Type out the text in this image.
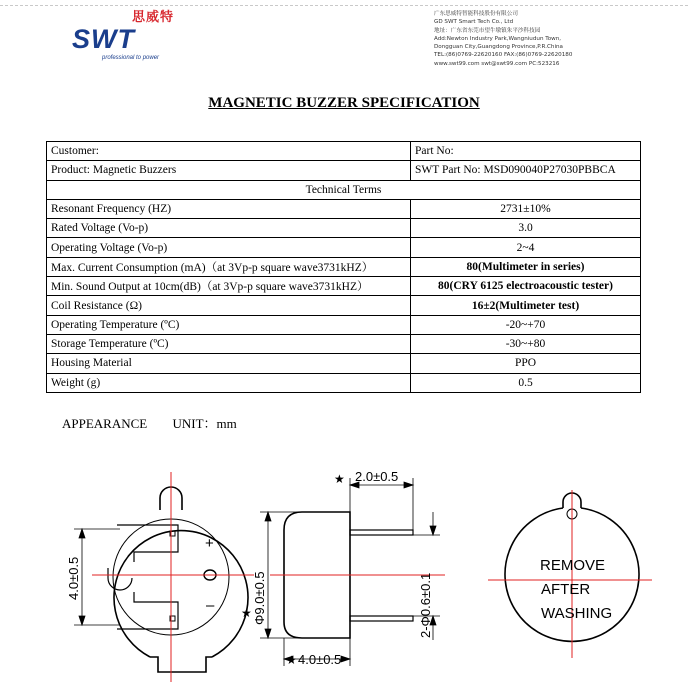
思威特
SWT
professional to power
广东思威特智能科技股份有限公司
GD SWT Smart Tech Co., Ltd
地址：广东省东莞市望牛墩镇朱平沙科技园
Add:Newton Industry Park,Wangniudun Town,
Dongguan City,Guangdong Province,P.R.China
TEL:(86)0769-22620160 FAX:(86)0769-22620180
www.swt99.com swt@swt99.com PC:523216
MAGNETIC BUZZER SPECIFICATION
Customer:	Part No:
Product: Magnetic Buzzers	SWT Part No: MSD090040P27030PBBCA
Technical Terms	
Resonant Frequency (HZ)	2731±10%
Rated Voltage (Vo-p)	3.0
Operating Voltage (Vo-p)	2~4
Max. Current Consumption (mA)（at 3Vp-p square wave3731kHZ）	80(Multimeter in series)
Min. Sound Output at 10cm(dB)（at 3Vp-p square wave3731kHZ）	80(CRY 6125 electroacoustic tester)
Coil Resistance (Ω)	16±2(Multimeter test)
Operating Temperature (ºC)	-20~+70
Storage Temperature (ºC)	-30~+80
Housing Material	PPO
Weight (g)	0.5
APPEARANCE UNIT：mm
+
–
4.0±0.5	Φ9.0±0.5
★
★ 2.0±0.5
2-Φ0.6±0.1
★ 4.0±0.5
REMOVE
AFTER
WASHING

|---|

■ The request: Using the records above, copy every line that has the word "Voltage" in it.

■ Task output:
Rated Voltage (Vo-p)	3.0
Operating Voltage (Vo-p)	2~4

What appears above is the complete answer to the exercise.